[Data records]
★ ★ ★ ★

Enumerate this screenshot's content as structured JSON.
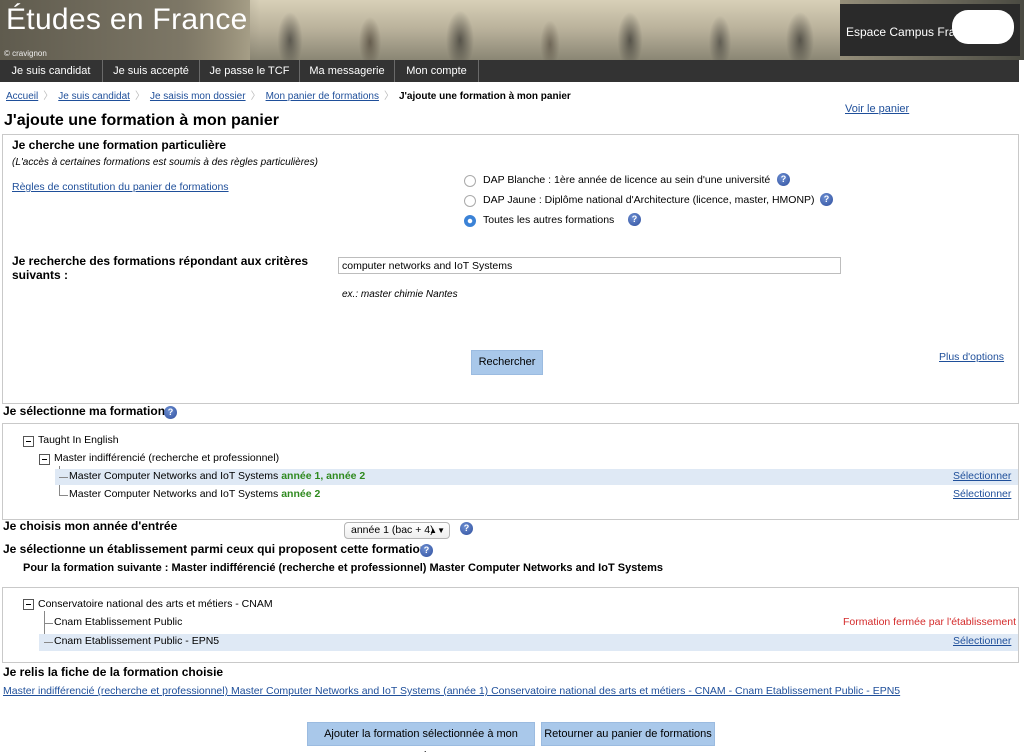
{
  "header": {
    "site_title": "Études en France",
    "photo_credit": "© cravignon",
    "campus_label": "Espace Campus France"
  },
  "nav": {
    "items": [
      {
        "label": "Je suis candidat"
      },
      {
        "label": "Je suis accepté"
      },
      {
        "label": "Je passe le TCF"
      },
      {
        "label": "Ma messagerie"
      },
      {
        "label": "Mon compte"
      }
    ]
  },
  "breadcrumb": {
    "items": [
      "Accueil",
      "Je suis candidat",
      "Je saisis mon dossier",
      "Mon panier de formations"
    ],
    "current": "J'ajoute une formation à mon panier"
  },
  "page": {
    "view_basket": "Voir le panier",
    "title": "J'ajoute une formation à mon panier"
  },
  "search_panel": {
    "title": "Je cherche une formation particulière",
    "note": "(L'accès à certaines formations est soumis à des règles particulières)",
    "rules_link": "Règles de constitution du panier de formations",
    "options": [
      {
        "label": "DAP Blanche : 1ère année de licence au sein d'une université",
        "checked": false
      },
      {
        "label": "DAP Jaune : Diplôme national d'Architecture (licence, master, HMONP)",
        "checked": false
      },
      {
        "label": "Toutes les autres formations",
        "checked": true
      }
    ],
    "criteria_label": "Je recherche des formations répondant aux critères suivants :",
    "query_value": "computer networks and IoT Systems",
    "example": "ex.: master chimie Nantes",
    "search_button": "Rechercher",
    "more_options": "Plus d'options"
  },
  "select_formation": {
    "title": "Je sélectionne ma formation",
    "root": "Taught In English",
    "group": "Master indifférencié (recherche et professionnel)",
    "rows": [
      {
        "name": "Master Computer Networks and IoT Systems",
        "years": "année 1, année 2",
        "action": "Sélectionner"
      },
      {
        "name": "Master Computer Networks and IoT Systems",
        "years": "année 2",
        "action": "Sélectionner"
      }
    ]
  },
  "entry_year": {
    "label": "Je choisis mon année d'entrée",
    "selected": "année 1 (bac + 4)"
  },
  "establishment": {
    "title": "Je sélectionne un établissement parmi ceux qui proposent cette formation",
    "subtitle": "Pour la formation suivante : Master indifférencié (recherche et professionnel) Master Computer Networks and IoT Systems",
    "root": "Conservatoire national des arts et métiers - CNAM",
    "rows": [
      {
        "name": "Cnam Etablissement Public",
        "status": "Formation fermée par l'établissement"
      },
      {
        "name": "Cnam Etablissement Public - EPN5",
        "action": "Sélectionner"
      }
    ]
  },
  "reread": {
    "title": "Je relis la fiche de la formation choisie",
    "link": "Master indifférencié (recherche et professionnel) Master Computer Networks and IoT Systems (année 1) Conservatoire national des arts et métiers - CNAM - Cnam Etablissement Public - EPN5"
  },
  "footer_buttons": {
    "add": "Ajouter la formation sélectionnée à mon panier",
    "back": "Retourner au panier de formations"
  },
  "colors": {
    "nav_bg": "#333333",
    "link": "#1f4f9a",
    "button_bg": "#a9c8ea",
    "highlight_row": "#dfe9f5",
    "green_years": "#2f8a1f",
    "closed_red": "#d42b2b"
  }
}
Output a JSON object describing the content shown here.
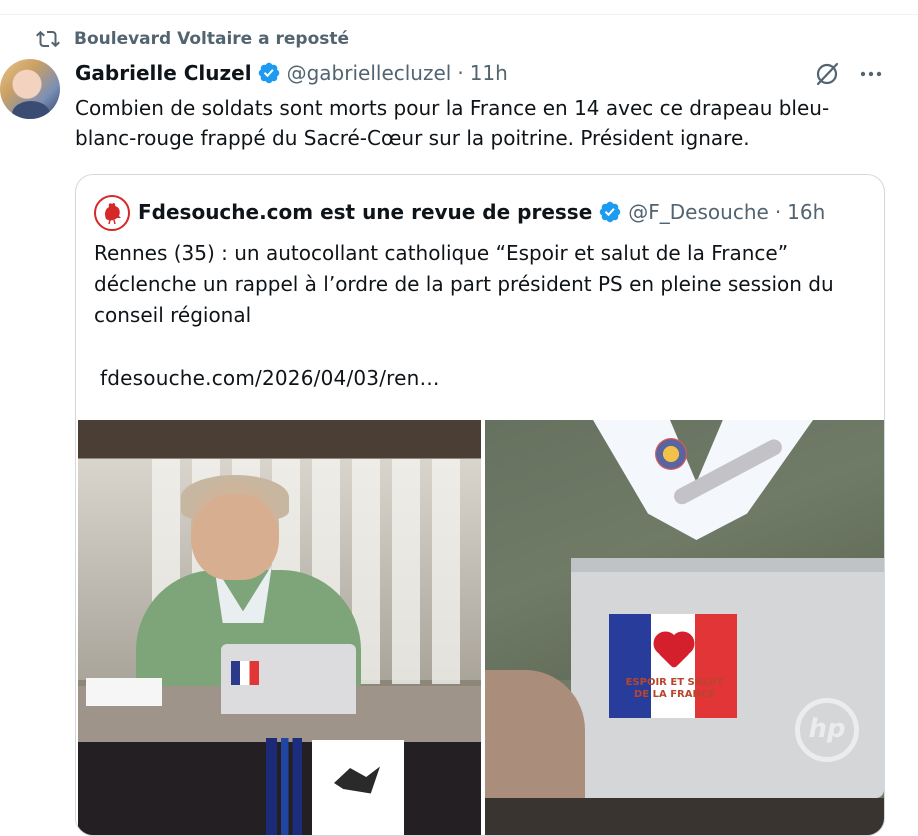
{
  "repost": {
    "icon": "repost-icon",
    "label": "Boulevard Voltaire a reposté"
  },
  "author": {
    "name": "Gabrielle Cluzel",
    "handle": "@gabriellecluzel",
    "separator": "·",
    "time": "11h",
    "verified_icon": "verified-badge-icon"
  },
  "tweet": {
    "text": "Combien de soldats sont morts pour la France en 14 avec ce drapeau bleu-blanc-rouge frappé du Sacré-Cœur sur la poitrine. Président ignare."
  },
  "actions": {
    "grok_icon": "grok-icon",
    "more_icon": "more-icon"
  },
  "quote": {
    "author_name": "Fdesouche.com est une revue de presse",
    "handle": "@F_Desouche",
    "separator": "·",
    "time": "16h",
    "text": "Rennes (35) : un autocollant catholique “Espoir et salut de la France” déclenche un rappel à l’ordre de la part président PS en pleine session du conseil régional",
    "link": "fdesouche.com/2026/04/03/ren…",
    "images": [
      {
        "kind": "photo",
        "subject": "council-session"
      },
      {
        "kind": "photo",
        "subject": "sticker-closeup",
        "flag_caption": "ESPOIR ET SALUT DE LA FRANCE",
        "logo_text": "hp"
      }
    ]
  },
  "colors": {
    "text": "#0f1419",
    "muted": "#536471",
    "verified": "#1d9bf0",
    "border": "#cfd9de"
  }
}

★ ★ ★ ★

Write out the whole listing exactly, and drop the pictures.

Expected answer:
Enumerate this screenshot's content as structured JSON.
{
  "header": {
    "site_title": "Études en France",
    "photo_credit": "© cravignon",
    "campus_label": "Espace Campus France"
  },
  "nav": {
    "items": [
      {
        "label": "Je suis candidat"
      },
      {
        "label": "Je suis accepté"
      },
      {
        "label": "Je passe le TCF"
      },
      {
        "label": "Ma messagerie"
      },
      {
        "label": "Mon compte"
      }
    ]
  },
  "breadcrumb": {
    "items": [
      "Accueil",
      "Je suis candidat",
      "Je saisis mon dossier",
      "Mon panier de formations"
    ],
    "current": "J'ajoute une formation à mon panier"
  },
  "page": {
    "view_basket": "Voir le panier",
    "title": "J'ajoute une formation à mon panier"
  },
  "search_panel": {
    "title": "Je cherche une formation particulière",
    "note": "(L'accès à certaines formations est soumis à des règles particulières)",
    "rules_link": "Règles de constitution du panier de formations",
    "options": [
      {
        "label": "DAP Blanche : 1ère année de licence au sein d'une université",
        "checked": false
      },
      {
        "label": "DAP Jaune : Diplôme national d'Architecture (licence, master, HMONP)",
        "checked": false
      },
      {
        "label": "Toutes les autres formations",
        "checked": true
      }
    ],
    "criteria_label": "Je recherche des formations répondant aux critères suivants :",
    "query_value": "computer networks and IoT Systems",
    "example": "ex.: master chimie Nantes",
    "search_button": "Rechercher",
    "more_options": "Plus d'options"
  },
  "select_formation": {
    "title": "Je sélectionne ma formation",
    "root": "Taught In English",
    "group": "Master indifférencié (recherche et professionnel)",
    "rows": [
      {
        "name": "Master Computer Networks and IoT Systems",
        "years": "année 1, année 2",
        "action": "Sélectionner"
      },
      {
        "name": "Master Computer Networks and IoT Systems",
        "years": "année 2",
        "action": "Sélectionner"
      }
    ]
  },
  "entry_year": {
    "label": "Je choisis mon année d'entrée",
    "selected": "année 1 (bac + 4)"
  },
  "establishment": {
    "title": "Je sélectionne un établissement parmi ceux qui proposent cette formation",
    "subtitle": "Pour la formation suivante : Master indifférencié (recherche et professionnel) Master Computer Networks and IoT Systems",
    "root": "Conservatoire national des arts et métiers - CNAM",
    "rows": [
      {
        "name": "Cnam Etablissement Public",
        "status": "Formation fermée par l'établissement"
      },
      {
        "name": "Cnam Etablissement Public - EPN5",
        "action": "Sélectionner"
      }
    ]
  },
  "reread": {
    "title": "Je relis la fiche de la formation choisie",
    "link": "Master indifférencié (recherche et professionnel) Master Computer Networks and IoT Systems (année 1) Conservatoire national des arts et métiers - CNAM - Cnam Etablissement Public - EPN5"
  },
  "footer_buttons": {
    "add": "Ajouter la formation sélectionnée à mon panier",
    "back": "Retourner au panier de formations"
  },
  "colors": {
    "nav_bg": "#333333",
    "link": "#1f4f9a",
    "button_bg": "#a9c8ea",
    "highlight_row": "#dfe9f5",
    "green_years": "#2f8a1f",
    "closed_red": "#d42b2b"
  }
}
Output a JSON object describing the content shown here.
{
  "repost": {
    "icon": "repost-icon",
    "label": "Boulevard Voltaire a reposté"
  },
  "author": {
    "name": "Gabrielle Cluzel",
    "handle": "@gabriellecluzel",
    "separator": "·",
    "time": "11h",
    "verified_icon": "verified-badge-icon"
  },
  "tweet": {
    "text": "Combien de soldats sont morts pour la France en 14 avec ce drapeau bleu-blanc-rouge frappé du Sacré-Cœur sur la poitrine. Président ignare."
  },
  "actions": {
    "grok_icon": "grok-icon",
    "more_icon": "more-icon"
  },
  "quote": {
    "author_name": "Fdesouche.com est une revue de presse",
    "handle": "@F_Desouche",
    "separator": "·",
    "time": "16h",
    "text": "Rennes (35) : un autocollant catholique “Espoir et salut de la France” déclenche un rappel à l’ordre de la part président PS en pleine session du conseil régional",
    "link": "fdesouche.com/2026/04/03/ren…",
    "images": [
      {
        "kind": "photo",
        "subject": "council-session"
      },
      {
        "kind": "photo",
        "subject": "sticker-closeup",
        "flag_caption": "ESPOIR ET SALUT DE LA FRANCE",
        "logo_text": "hp"
      }
    ]
  },
  "colors": {
    "text": "#0f1419",
    "muted": "#536471",
    "verified": "#1d9bf0",
    "border": "#cfd9de"
  }
}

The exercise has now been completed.